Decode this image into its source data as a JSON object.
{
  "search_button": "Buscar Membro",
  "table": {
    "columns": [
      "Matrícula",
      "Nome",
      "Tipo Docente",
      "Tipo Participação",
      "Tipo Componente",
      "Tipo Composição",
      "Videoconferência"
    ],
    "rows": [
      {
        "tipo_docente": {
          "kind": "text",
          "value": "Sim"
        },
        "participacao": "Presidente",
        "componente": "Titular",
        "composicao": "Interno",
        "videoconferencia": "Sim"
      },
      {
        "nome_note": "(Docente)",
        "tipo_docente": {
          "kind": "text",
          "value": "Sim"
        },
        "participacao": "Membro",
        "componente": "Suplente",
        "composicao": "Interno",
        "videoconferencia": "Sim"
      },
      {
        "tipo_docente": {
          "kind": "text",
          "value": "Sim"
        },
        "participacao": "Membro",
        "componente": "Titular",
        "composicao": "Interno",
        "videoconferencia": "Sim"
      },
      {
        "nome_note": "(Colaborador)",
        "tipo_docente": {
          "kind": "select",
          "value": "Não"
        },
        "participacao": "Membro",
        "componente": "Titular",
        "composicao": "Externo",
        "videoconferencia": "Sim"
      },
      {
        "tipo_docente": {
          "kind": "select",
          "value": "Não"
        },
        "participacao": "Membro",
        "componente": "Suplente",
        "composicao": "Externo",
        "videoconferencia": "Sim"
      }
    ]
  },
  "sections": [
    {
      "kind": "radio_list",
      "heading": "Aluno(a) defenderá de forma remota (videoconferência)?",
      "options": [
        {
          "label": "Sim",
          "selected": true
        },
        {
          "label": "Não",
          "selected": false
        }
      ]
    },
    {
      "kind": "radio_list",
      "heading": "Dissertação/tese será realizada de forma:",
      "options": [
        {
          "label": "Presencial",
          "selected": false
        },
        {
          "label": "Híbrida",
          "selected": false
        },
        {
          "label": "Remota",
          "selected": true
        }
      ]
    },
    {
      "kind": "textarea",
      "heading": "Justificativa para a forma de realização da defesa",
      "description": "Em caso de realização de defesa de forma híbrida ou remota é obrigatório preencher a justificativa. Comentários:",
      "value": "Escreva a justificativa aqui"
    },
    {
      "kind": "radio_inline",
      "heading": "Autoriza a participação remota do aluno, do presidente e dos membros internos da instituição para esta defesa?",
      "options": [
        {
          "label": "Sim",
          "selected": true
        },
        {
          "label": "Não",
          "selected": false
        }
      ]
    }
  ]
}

----

Hand back the material above in full, exactly as written.

Decode this image into its source data as a JSON object.
{
  "search_button": "Buscar Membro",
  "table": {
    "columns": [
      "Matrícula",
      "Nome",
      "Tipo Docente",
      "Tipo Participação",
      "Tipo Componente",
      "Tipo Composição",
      "Videoconferência"
    ],
    "rows": [
      {
        "tipo_docente": {
          "kind": "text",
          "value": "Sim"
        },
        "participacao": "Presidente",
        "componente": "Titular",
        "composicao": "Interno",
        "videoconferencia": "Sim"
      },
      {
        "nome_note": "(Docente)",
        "tipo_docente": {
          "kind": "text",
          "value": "Sim"
        },
        "participacao": "Membro",
        "componente": "Suplente",
        "composicao": "Interno",
        "videoconferencia": "Sim"
      },
      {
        "tipo_docente": {
          "kind": "text",
          "value": "Sim"
        },
        "participacao": "Membro",
        "componente": "Titular",
        "composicao": "Interno",
        "videoconferencia": "Sim"
      },
      {
        "nome_note": "(Colaborador)",
        "tipo_docente": {
          "kind": "select",
          "value": "Não"
        },
        "participacao": "Membro",
        "componente": "Titular",
        "composicao": "Externo",
        "videoconferencia": "Sim"
      },
      {
        "tipo_docente": {
          "kind": "select",
          "value": "Não"
        },
        "participacao": "Membro",
        "componente": "Suplente",
        "composicao": "Externo",
        "videoconferencia": "Sim"
      }
    ]
  },
  "sections": [
    {
      "kind": "radio_list",
      "heading": "Aluno(a) defenderá de forma remota (videoconferência)?",
      "options": [
        {
          "label": "Sim",
          "selected": true
        },
        {
          "label": "Não",
          "selected": false
        }
      ]
    },
    {
      "kind": "radio_list",
      "heading": "Dissertação/tese será realizada de forma:",
      "options": [
        {
          "label": "Presencial",
          "selected": false
        },
        {
          "label": "Híbrida",
          "selected": false
        },
        {
          "label": "Remota",
          "selected": true
        }
      ]
    },
    {
      "kind": "textarea",
      "heading": "Justificativa para a forma de realização da defesa",
      "description": "Em caso de realização de defesa de forma híbrida ou remota é obrigatório preencher a justificativa. Comentários:",
      "value": "Escreva a justificativa aqui"
    },
    {
      "kind": "radio_inline",
      "heading": "Autoriza a participação remota do aluno, do presidente e dos membros internos da instituição para esta defesa?",
      "options": [
        {
          "label": "Sim",
          "selected": true
        },
        {
          "label": "Não",
          "selected": false
        }
      ]
    }
  ]
}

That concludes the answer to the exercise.